** START OF EXTRACTED ENTRIES **

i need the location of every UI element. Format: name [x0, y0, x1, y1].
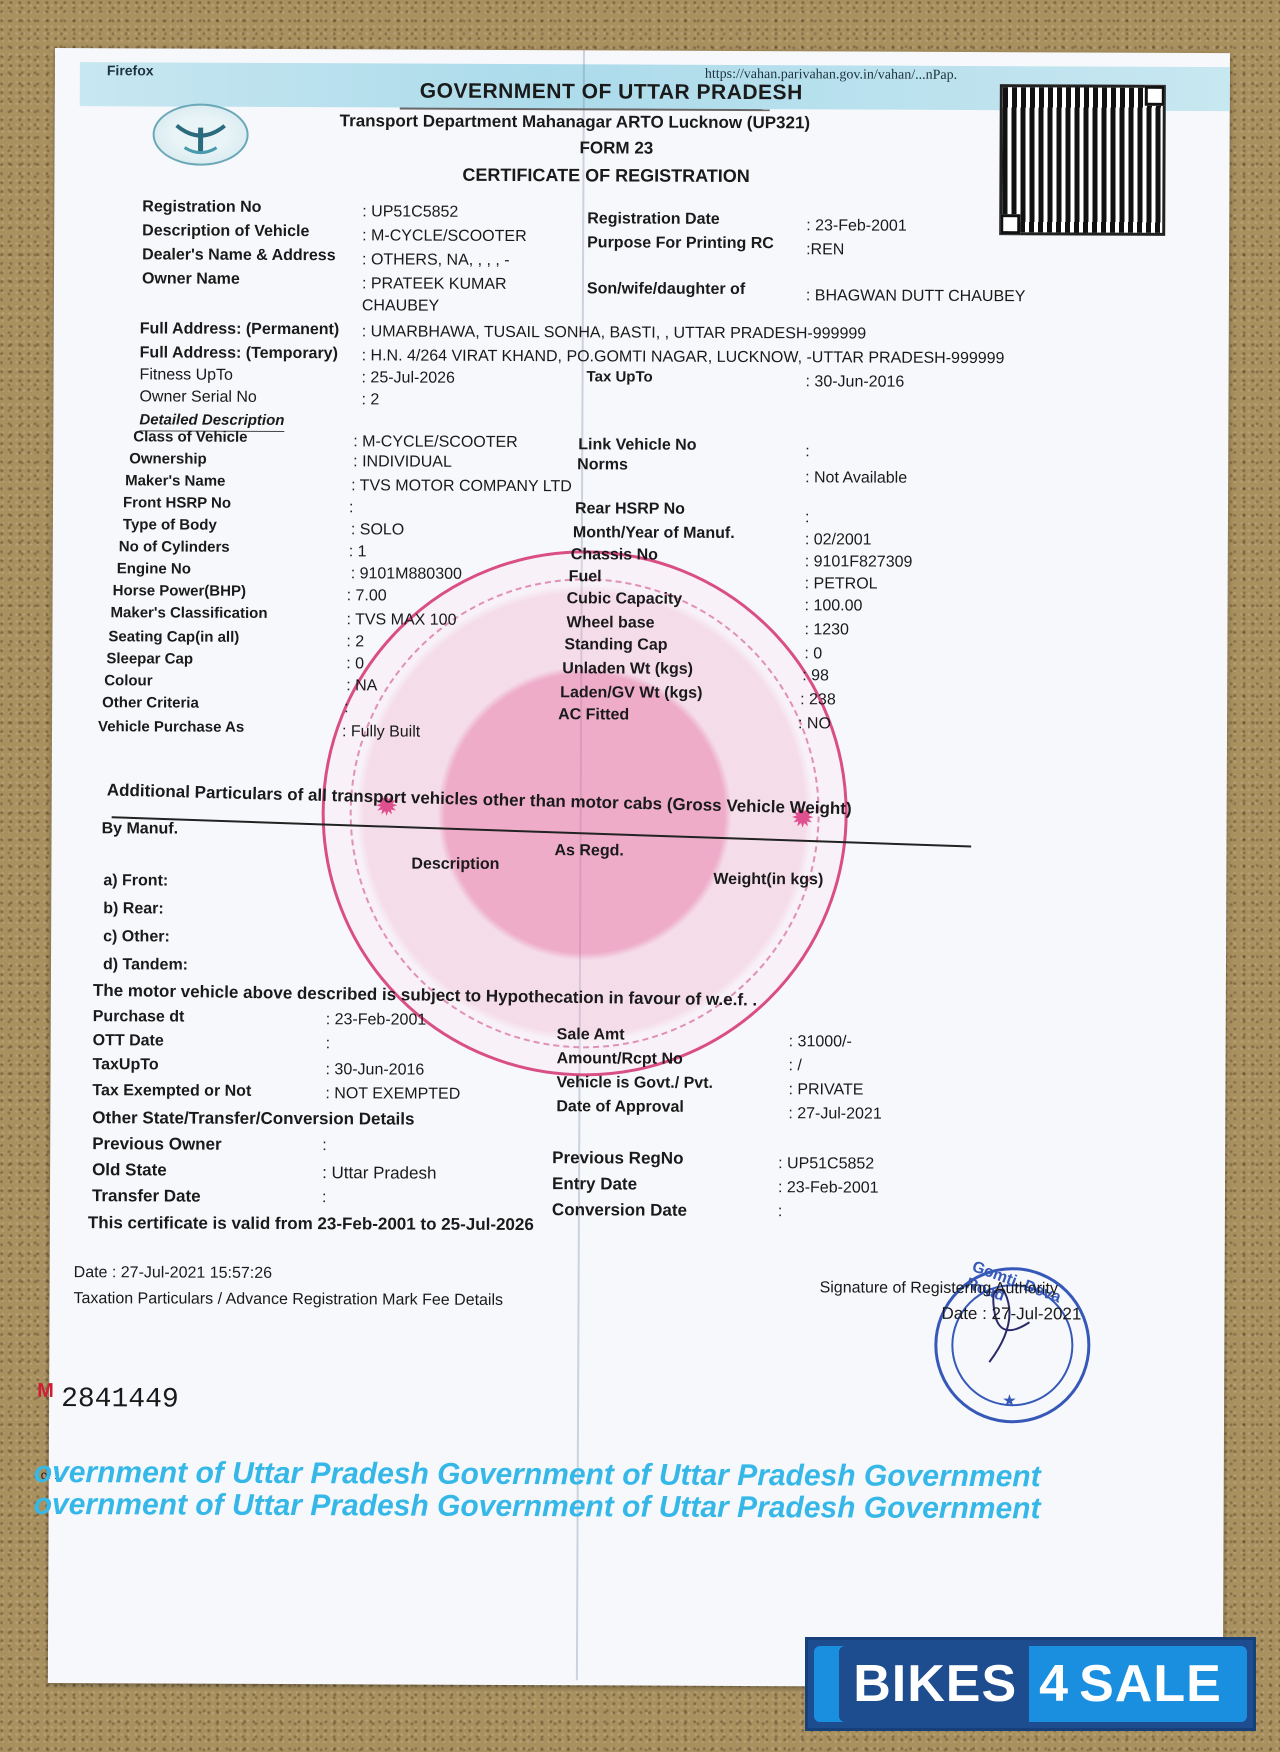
field-label: Date of Approval — [556, 1098, 683, 1117]
purchase-date: : 23-Feb-2001 — [326, 1011, 427, 1029]
entry-date: : 23-Feb-2001 — [778, 1179, 879, 1197]
serial-number: 2841449 — [61, 1384, 179, 1416]
details-right-column — [55, 48, 1230, 53]
receipt-no: : / — [789, 1057, 802, 1075]
field-value: : PETROL — [805, 575, 878, 593]
description-col: Description — [411, 856, 499, 874]
field-label: Horse Power(BHP) — [113, 582, 246, 600]
field-label: Registration No — [142, 198, 261, 217]
field-value: : 9101F827309 — [805, 553, 913, 571]
field-label: Laden/GV Wt (kgs) — [560, 684, 702, 703]
field-value: : — [805, 443, 810, 461]
taxation-details: Taxation Particulars / Advance Registrat… — [74, 1290, 504, 1310]
field-label: Full Address: (Temporary) — [140, 344, 338, 363]
bikes4sale-logo: BIKES 4 SALE — [805, 1637, 1256, 1731]
transfer-heading: Other State/Transfer/Conversion Details — [92, 1108, 414, 1129]
field-label: Purchase dt — [93, 1008, 185, 1026]
field-value: : 7.00 — [347, 587, 387, 605]
validity-text: This certificate is valid from 23-Feb-20… — [88, 1213, 534, 1235]
field-label: TaxUpTo — [93, 1056, 159, 1074]
dealer-address: : OTHERS, NA, , , , - — [362, 251, 510, 270]
field-label: Son/wife/daughter of — [587, 280, 745, 299]
vehicle-description: : M-CYCLE/SCOOTER — [362, 227, 527, 246]
field-label: Type of Body — [123, 516, 217, 533]
field-label: Month/Year of Manuf. — [573, 524, 735, 543]
field-value: : 02/2001 — [805, 531, 872, 549]
tax-upto-2: : 30-Jun-2016 — [326, 1061, 425, 1079]
title-underline — [400, 108, 770, 112]
field-value: : Fully Built — [342, 723, 420, 741]
field-value: : TVS MAX 100 — [346, 611, 456, 629]
registration-certificate: Firefox https://vahan.parivahan.gov.in/v… — [48, 48, 1230, 1688]
field-label: Class of Vehicle — [133, 428, 247, 445]
field-value: : 1230 — [804, 621, 849, 639]
axle-front: a) Front: — [103, 872, 168, 890]
field-value: : 0 — [346, 655, 364, 673]
field-label: Rear HSRP No — [575, 500, 685, 518]
up-emblem-icon — [152, 103, 248, 165]
field-value: : 98 — [802, 667, 829, 685]
signature-label: Signature of Registering Authority — [820, 1279, 1058, 1298]
tax-upto: : 30-Jun-2016 — [806, 373, 905, 391]
government-title: GOVERNMENT OF UTTAR PRADESH — [420, 80, 803, 106]
permanent-address: : UMARBHAWA, TUSAIL SONHA, BASTI, , UTTA… — [362, 323, 866, 343]
details-left-column — [55, 48, 1230, 53]
by-manuf: By Manuf. — [102, 820, 179, 838]
field-label: Maker's Name — [125, 472, 225, 489]
field-label: Chassis No — [571, 546, 658, 564]
tax-exempted: : NOT EXEMPTED — [325, 1085, 460, 1104]
owner-name: : PRATEEK KUMAR — [362, 275, 507, 294]
field-label: Owner Serial No — [139, 388, 256, 407]
field-label: Registration Date — [587, 210, 720, 229]
field-label: Sleepar Cap — [106, 650, 193, 667]
previous-owner: : — [322, 1137, 327, 1155]
field-label: Link Vehicle No — [578, 436, 696, 455]
field-label: Purpose For Printing RC — [587, 234, 774, 253]
field-label: Standing Cap — [564, 636, 667, 654]
owner-name-cont: CHAUBEY — [362, 297, 439, 315]
field-label: Ownership — [129, 450, 207, 467]
field-label: Tax UpTo — [587, 368, 653, 385]
field-label: Engine No — [117, 560, 191, 577]
field-value: : SOLO — [351, 521, 404, 539]
field-label: Description of Vehicle — [142, 222, 309, 241]
qr-code-icon — [999, 84, 1166, 236]
field-value: : NO — [798, 715, 831, 733]
field-value: : — [344, 699, 349, 717]
field-label: Seating Cap(in all) — [108, 628, 239, 646]
field-label: Fuel — [569, 568, 602, 586]
field-label: Dealer's Name & Address — [142, 246, 336, 265]
field-value: : INDIVIDUAL — [353, 453, 452, 471]
weight-col: Weight(in kgs) — [713, 871, 823, 889]
field-label: Entry Date — [552, 1174, 637, 1194]
field-label: Tax Exempted or Not — [92, 1082, 251, 1101]
document-title: CERTIFICATE OF REGISTRATION — [462, 165, 749, 187]
print-date: Date : 27-Jul-2021 15:57:26 — [74, 1264, 272, 1283]
axle-other: c) Other: — [103, 928, 170, 946]
ott-date: : — [326, 1035, 331, 1053]
field-label: Vehicle Purchase As — [98, 718, 244, 736]
registration-no: : UP51C5852 — [362, 203, 458, 221]
approval-date: : 27-Jul-2021 — [788, 1105, 881, 1123]
field-label: Owner Name — [142, 270, 240, 288]
field-label: Front HSRP No — [123, 494, 231, 511]
field-value: : Not Available — [805, 469, 907, 487]
field-value: : 100.00 — [805, 597, 863, 615]
field-value: : TVS MOTOR COMPANY LTD — [351, 477, 572, 496]
signature-date: Date : 27-Jul-2021 — [941, 1304, 1081, 1325]
field-label: Full Address: (Permanent) — [140, 320, 340, 339]
relation-name: : BHAGWAN DUTT CHAUBEY — [806, 287, 1026, 306]
field-label: Norms — [577, 456, 628, 474]
field-label: Conversion Date — [552, 1200, 687, 1221]
field-label: OTT Date — [93, 1032, 164, 1050]
field-label: Previous RegNo — [552, 1148, 683, 1169]
registration-date: : 23-Feb-2001 — [806, 217, 907, 235]
form-number: FORM 23 — [580, 138, 654, 158]
temporary-address: : H.N. 4/264 VIRAT KHAND, PO.GOMTI NAGAR… — [362, 347, 1005, 368]
field-label: Transfer Date — [92, 1186, 201, 1206]
field-value: : 238 — [800, 691, 836, 709]
axle-rear: b) Rear: — [103, 900, 164, 918]
browser-name: Firefox — [107, 62, 154, 78]
sale-amount: : 31000/- — [789, 1033, 852, 1051]
field-value: : 1 — [349, 543, 367, 561]
field-label: AC Fitted — [558, 706, 629, 724]
conversion-date: : — [778, 1203, 783, 1221]
field-value: : 2 — [346, 633, 364, 651]
field-value: : M-CYCLE/SCOOTER — [353, 433, 518, 452]
field-label: Old State — [92, 1160, 167, 1180]
transfer-date: : — [322, 1189, 327, 1207]
field-label: Colour — [104, 672, 152, 689]
field-value: : 0 — [804, 645, 822, 663]
serial-prefix: M — [37, 1380, 54, 1403]
axle-tandem: d) Tandem: — [103, 956, 188, 974]
field-label: Other Criteria — [102, 694, 199, 711]
department-title: Transport Department Mahanagar ARTO Luck… — [340, 111, 811, 133]
field-label: No of Cylinders — [119, 538, 230, 555]
field-value: : 9101M880300 — [351, 565, 462, 583]
field-label: Previous Owner — [92, 1134, 222, 1155]
fitness-upto: : 25-Jul-2026 — [362, 369, 455, 387]
field-value: : — [805, 509, 810, 527]
field-label: Cubic Capacity — [567, 590, 683, 609]
purpose-printing: :REN — [806, 241, 844, 259]
field-label: Vehicle is Govt./ Pvt. — [556, 1074, 713, 1093]
previous-regno: : UP51C5852 — [778, 1155, 874, 1173]
field-label: Amount/Rcpt No — [557, 1050, 683, 1069]
security-watermark: overnment of Uttar Pradesh Government of… — [34, 1488, 1041, 1526]
field-label: Wheel base — [566, 614, 654, 632]
field-label: Sale Amt — [557, 1026, 625, 1044]
field-value: : — [349, 499, 354, 517]
field-label: Maker's Classification — [110, 604, 267, 622]
field-label: Fitness UpTo — [140, 366, 233, 384]
field-value: : NA — [346, 677, 377, 695]
old-state: : Uttar Pradesh — [322, 1163, 436, 1183]
owner-serial: : 2 — [361, 391, 379, 409]
as-regd: As Regd. — [554, 842, 623, 860]
govt-private: : PRIVATE — [788, 1081, 863, 1099]
field-label: Unladen Wt (kgs) — [562, 660, 693, 679]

** END OF EXTRACTED ENTRIES **

Copy out, unchanged, the lines of the records from the one holding "field-label: Date of" to the one holding "field-value: : 02/2001 — [805, 531, 872, 549]", including both of those lines.

### WRITTEN ANSWER
field-label: Date of Approval — [556, 1098, 683, 1117]
purchase-date: : 23-Feb-2001 — [326, 1011, 427, 1029]
entry-date: : 23-Feb-2001 — [778, 1179, 879, 1197]
serial-number: 2841449 — [61, 1384, 179, 1416]
details-right-column — [55, 48, 1230, 53]
receipt-no: : / — [789, 1057, 802, 1075]
field-value: : PETROL — [805, 575, 878, 593]
description-col: Description — [411, 856, 499, 874]
field-label: Horse Power(BHP) — [113, 582, 246, 600]
field-label: Registration No — [142, 198, 261, 217]
field-value: : 9101F827309 — [805, 553, 913, 571]
field-label: Laden/GV Wt (kgs) — [560, 684, 702, 703]
field-value: : — [805, 443, 810, 461]
taxation-details: Taxation Particulars / Advance Registrat… — [74, 1290, 504, 1310]
field-label: Full Address: (Temporary) — [140, 344, 338, 363]
bikes4sale-logo: BIKES 4 SALE — [805, 1637, 1256, 1731]
transfer-heading: Other State/Transfer/Conversion Details — [92, 1108, 414, 1129]
field-label: Purchase dt — [93, 1008, 185, 1026]
field-value: : 7.00 — [347, 587, 387, 605]
validity-text: This certificate is valid from 23-Feb-20… — [88, 1213, 534, 1235]
field-label: TaxUpTo — [93, 1056, 159, 1074]
dealer-address: : OTHERS, NA, , , , - — [362, 251, 510, 270]
field-label: Son/wife/daughter of — [587, 280, 745, 299]
vehicle-description: : M-CYCLE/SCOOTER — [362, 227, 527, 246]
field-label: Type of Body — [123, 516, 217, 533]
field-label: Month/Year of Manuf. — [573, 524, 735, 543]
field-value: : 02/2001 — [805, 531, 872, 549]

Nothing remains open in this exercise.